**Brief:** Without the pictures, set down the records below word for word.

**Data section:**
=-=-=

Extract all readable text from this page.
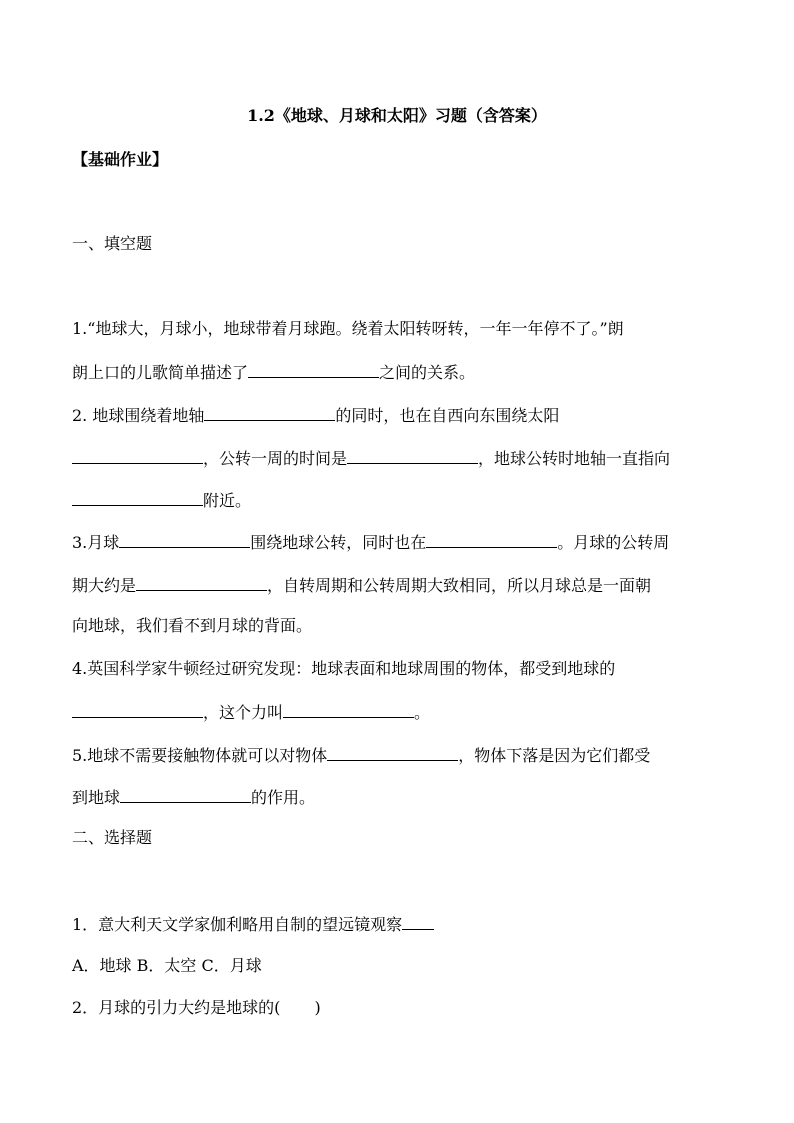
1.2《地球、月球和太阳》习题（含答案）
【基础作业】
一、填空题
1.“地球大，月球小，地球带着月球跑。绕着太阳转呀转，一年一年停不了。”朗
朗上口的儿歌简单描述了	之间的关系。
2. 地球围绕着地轴	的同时，也在自西向东围绕太阳
，公转一周的时间是	，地球公转时地轴一直指向
附近。
3.月球	围绕地球公转，同时也在	。月球的公转周
期大约是	，自转周期和公转周期大致相同，所以月球总是一面朝
向地球，我们看不到月球的背面。
4.英国科学家牛顿经过研究发现：地球表面和地球周围的物体，都受到地球的
，这个力叫	。
5.地球不需要接触物体就可以对物体	，物体下落是因为它们都受
到地球	的作用。
二、选择题
1．意大利天文学家伽利略用自制的望远镜观察
A．地球 B．太空 C．月球
2．月球的引力大约是地球的( )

=-=-=

**Solution:**
Extract all readable text from this page.
1.2《地球、月球和太阳》习题（含答案）
【基础作业】
一、填空题
1.“地球大，月球小，地球带着月球跑。绕着太阳转呀转，一年一年停不了。”朗
朗上口的儿歌简单描述了	之间的关系。
2. 地球围绕着地轴	的同时，也在自西向东围绕太阳
，公转一周的时间是	，地球公转时地轴一直指向
附近。
3.月球	围绕地球公转，同时也在	。月球的公转周
期大约是	，自转周期和公转周期大致相同，所以月球总是一面朝
向地球，我们看不到月球的背面。
4.英国科学家牛顿经过研究发现：地球表面和地球周围的物体，都受到地球的
，这个力叫	。
5.地球不需要接触物体就可以对物体	，物体下落是因为它们都受
到地球	的作用。
二、选择题
1．意大利天文学家伽利略用自制的望远镜观察
A．地球 B．太空 C．月球
2．月球的引力大约是地球的( )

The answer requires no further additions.